▶ **Work to be completed**
Return all of the entries exactly as written.

▶ **Supplied material**
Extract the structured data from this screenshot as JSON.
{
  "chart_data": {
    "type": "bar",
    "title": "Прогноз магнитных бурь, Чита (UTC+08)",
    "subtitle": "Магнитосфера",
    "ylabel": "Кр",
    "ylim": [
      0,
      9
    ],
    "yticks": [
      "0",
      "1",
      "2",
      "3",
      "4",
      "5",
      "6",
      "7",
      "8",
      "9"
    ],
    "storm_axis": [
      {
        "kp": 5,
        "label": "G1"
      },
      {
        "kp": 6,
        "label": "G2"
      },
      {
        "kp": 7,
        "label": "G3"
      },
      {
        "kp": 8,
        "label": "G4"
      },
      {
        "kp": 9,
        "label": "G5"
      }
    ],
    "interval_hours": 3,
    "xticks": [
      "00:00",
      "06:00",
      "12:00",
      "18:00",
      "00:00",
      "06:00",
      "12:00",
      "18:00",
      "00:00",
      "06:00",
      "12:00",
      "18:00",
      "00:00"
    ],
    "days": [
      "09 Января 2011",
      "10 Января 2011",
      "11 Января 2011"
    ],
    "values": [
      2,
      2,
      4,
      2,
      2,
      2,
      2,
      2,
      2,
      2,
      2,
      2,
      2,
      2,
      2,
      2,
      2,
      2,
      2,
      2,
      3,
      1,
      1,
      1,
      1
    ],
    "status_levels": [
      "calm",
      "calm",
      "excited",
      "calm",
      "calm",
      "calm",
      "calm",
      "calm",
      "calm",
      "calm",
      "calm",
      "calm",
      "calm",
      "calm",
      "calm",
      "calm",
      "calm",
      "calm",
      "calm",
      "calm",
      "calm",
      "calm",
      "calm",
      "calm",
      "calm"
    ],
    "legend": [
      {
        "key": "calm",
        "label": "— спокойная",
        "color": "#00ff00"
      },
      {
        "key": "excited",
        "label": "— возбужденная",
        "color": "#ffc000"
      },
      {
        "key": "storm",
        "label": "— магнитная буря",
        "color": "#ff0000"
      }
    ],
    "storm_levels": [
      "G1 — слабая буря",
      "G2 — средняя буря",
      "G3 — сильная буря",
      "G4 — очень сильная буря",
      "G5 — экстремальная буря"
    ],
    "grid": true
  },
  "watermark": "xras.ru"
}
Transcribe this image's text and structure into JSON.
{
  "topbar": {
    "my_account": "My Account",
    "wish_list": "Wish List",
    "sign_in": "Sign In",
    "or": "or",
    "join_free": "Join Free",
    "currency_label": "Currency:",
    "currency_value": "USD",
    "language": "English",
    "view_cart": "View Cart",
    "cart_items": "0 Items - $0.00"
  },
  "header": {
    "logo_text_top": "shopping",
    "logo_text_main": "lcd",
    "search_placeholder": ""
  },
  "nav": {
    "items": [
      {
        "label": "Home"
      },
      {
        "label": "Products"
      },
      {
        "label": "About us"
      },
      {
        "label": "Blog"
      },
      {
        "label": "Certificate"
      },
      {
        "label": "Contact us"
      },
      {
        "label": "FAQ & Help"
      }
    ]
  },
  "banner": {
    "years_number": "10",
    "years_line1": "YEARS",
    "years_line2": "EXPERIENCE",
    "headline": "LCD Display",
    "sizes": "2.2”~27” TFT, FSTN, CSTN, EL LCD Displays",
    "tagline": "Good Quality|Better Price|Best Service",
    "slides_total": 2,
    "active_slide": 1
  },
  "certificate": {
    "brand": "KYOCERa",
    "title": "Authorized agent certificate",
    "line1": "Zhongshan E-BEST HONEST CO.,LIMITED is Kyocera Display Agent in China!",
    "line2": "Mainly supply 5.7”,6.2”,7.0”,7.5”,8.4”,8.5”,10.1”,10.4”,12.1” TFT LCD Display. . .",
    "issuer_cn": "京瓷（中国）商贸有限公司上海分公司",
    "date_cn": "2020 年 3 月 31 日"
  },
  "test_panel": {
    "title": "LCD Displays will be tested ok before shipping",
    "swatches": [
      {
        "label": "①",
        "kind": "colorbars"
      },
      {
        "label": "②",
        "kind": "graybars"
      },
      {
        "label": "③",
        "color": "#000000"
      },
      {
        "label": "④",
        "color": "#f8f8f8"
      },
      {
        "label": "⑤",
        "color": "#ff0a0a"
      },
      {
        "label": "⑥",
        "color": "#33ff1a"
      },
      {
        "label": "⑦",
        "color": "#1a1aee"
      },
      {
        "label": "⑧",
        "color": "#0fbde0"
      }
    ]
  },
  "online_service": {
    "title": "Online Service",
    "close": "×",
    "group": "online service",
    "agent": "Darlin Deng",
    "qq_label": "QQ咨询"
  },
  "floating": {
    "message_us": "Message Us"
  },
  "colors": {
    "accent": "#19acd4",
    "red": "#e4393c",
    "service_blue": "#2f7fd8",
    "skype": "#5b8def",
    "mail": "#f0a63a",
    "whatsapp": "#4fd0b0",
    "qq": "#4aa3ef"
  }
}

▶ **Output below**
Extract the structured data from this screenshot as JSON.
{
  "chart_data": {
    "type": "bar",
    "title": "Прогноз магнитных бурь, Чита (UTC+08)",
    "subtitle": "Магнитосфера",
    "ylabel": "Кр",
    "ylim": [
      0,
      9
    ],
    "yticks": [
      "0",
      "1",
      "2",
      "3",
      "4",
      "5",
      "6",
      "7",
      "8",
      "9"
    ],
    "storm_axis": [
      {
        "kp": 5,
        "label": "G1"
      },
      {
        "kp": 6,
        "label": "G2"
      },
      {
        "kp": 7,
        "label": "G3"
      },
      {
        "kp": 8,
        "label": "G4"
      },
      {
        "kp": 9,
        "label": "G5"
      }
    ],
    "interval_hours": 3,
    "xticks": [
      "00:00",
      "06:00",
      "12:00",
      "18:00",
      "00:00",
      "06:00",
      "12:00",
      "18:00",
      "00:00",
      "06:00",
      "12:00",
      "18:00",
      "00:00"
    ],
    "days": [
      "09 Января 2011",
      "10 Января 2011",
      "11 Января 2011"
    ],
    "values": [
      2,
      2,
      4,
      2,
      2,
      2,
      2,
      2,
      2,
      2,
      2,
      2,
      2,
      2,
      2,
      2,
      2,
      2,
      2,
      2,
      3,
      1,
      1,
      1,
      1
    ],
    "status_levels": [
      "calm",
      "calm",
      "excited",
      "calm",
      "calm",
      "calm",
      "calm",
      "calm",
      "calm",
      "calm",
      "calm",
      "calm",
      "calm",
      "calm",
      "calm",
      "calm",
      "calm",
      "calm",
      "calm",
      "calm",
      "calm",
      "calm",
      "calm",
      "calm",
      "calm"
    ],
    "legend": [
      {
        "key": "calm",
        "label": "— спокойная",
        "color": "#00ff00"
      },
      {
        "key": "excited",
        "label": "— возбужденная",
        "color": "#ffc000"
      },
      {
        "key": "storm",
        "label": "— магнитная буря",
        "color": "#ff0000"
      }
    ],
    "storm_levels": [
      "G1 — слабая буря",
      "G2 — средняя буря",
      "G3 — сильная буря",
      "G4 — очень сильная буря",
      "G5 — экстремальная буря"
    ],
    "grid": true
  },
  "watermark": "xras.ru"
}
Transcribe this image's text and structure into JSON.
{
  "topbar": {
    "my_account": "My Account",
    "wish_list": "Wish List",
    "sign_in": "Sign In",
    "or": "or",
    "join_free": "Join Free",
    "currency_label": "Currency:",
    "currency_value": "USD",
    "language": "English",
    "view_cart": "View Cart",
    "cart_items": "0 Items - $0.00"
  },
  "header": {
    "logo_text_top": "shopping",
    "logo_text_main": "lcd",
    "search_placeholder": ""
  },
  "nav": {
    "items": [
      {
        "label": "Home"
      },
      {
        "label": "Products"
      },
      {
        "label": "About us"
      },
      {
        "label": "Blog"
      },
      {
        "label": "Certificate"
      },
      {
        "label": "Contact us"
      },
      {
        "label": "FAQ & Help"
      }
    ]
  },
  "banner": {
    "years_number": "10",
    "years_line1": "YEARS",
    "years_line2": "EXPERIENCE",
    "headline": "LCD Display",
    "sizes": "2.2”~27” TFT, FSTN, CSTN, EL LCD Displays",
    "tagline": "Good Quality|Better Price|Best Service",
    "slides_total": 2,
    "active_slide": 1
  },
  "certificate": {
    "brand": "KYOCERa",
    "title": "Authorized agent certificate",
    "line1": "Zhongshan E-BEST HONEST CO.,LIMITED is Kyocera Display Agent in China!",
    "line2": "Mainly supply 5.7”,6.2”,7.0”,7.5”,8.4”,8.5”,10.1”,10.4”,12.1” TFT LCD Display. . .",
    "issuer_cn": "京瓷（中国）商贸有限公司上海分公司",
    "date_cn": "2020 年 3 月 31 日"
  },
  "test_panel": {
    "title": "LCD Displays will be tested ok before shipping",
    "swatches": [
      {
        "label": "①",
        "kind": "colorbars"
      },
      {
        "label": "②",
        "kind": "graybars"
      },
      {
        "label": "③",
        "color": "#000000"
      },
      {
        "label": "④",
        "color": "#f8f8f8"
      },
      {
        "label": "⑤",
        "color": "#ff0a0a"
      },
      {
        "label": "⑥",
        "color": "#33ff1a"
      },
      {
        "label": "⑦",
        "color": "#1a1aee"
      },
      {
        "label": "⑧",
        "color": "#0fbde0"
      }
    ]
  },
  "online_service": {
    "title": "Online Service",
    "close": "×",
    "group": "online service",
    "agent": "Darlin Deng",
    "qq_label": "QQ咨询"
  },
  "floating": {
    "message_us": "Message Us"
  },
  "colors": {
    "accent": "#19acd4",
    "red": "#e4393c",
    "service_blue": "#2f7fd8",
    "skype": "#5b8def",
    "mail": "#f0a63a",
    "whatsapp": "#4fd0b0",
    "qq": "#4aa3ef"
  }
}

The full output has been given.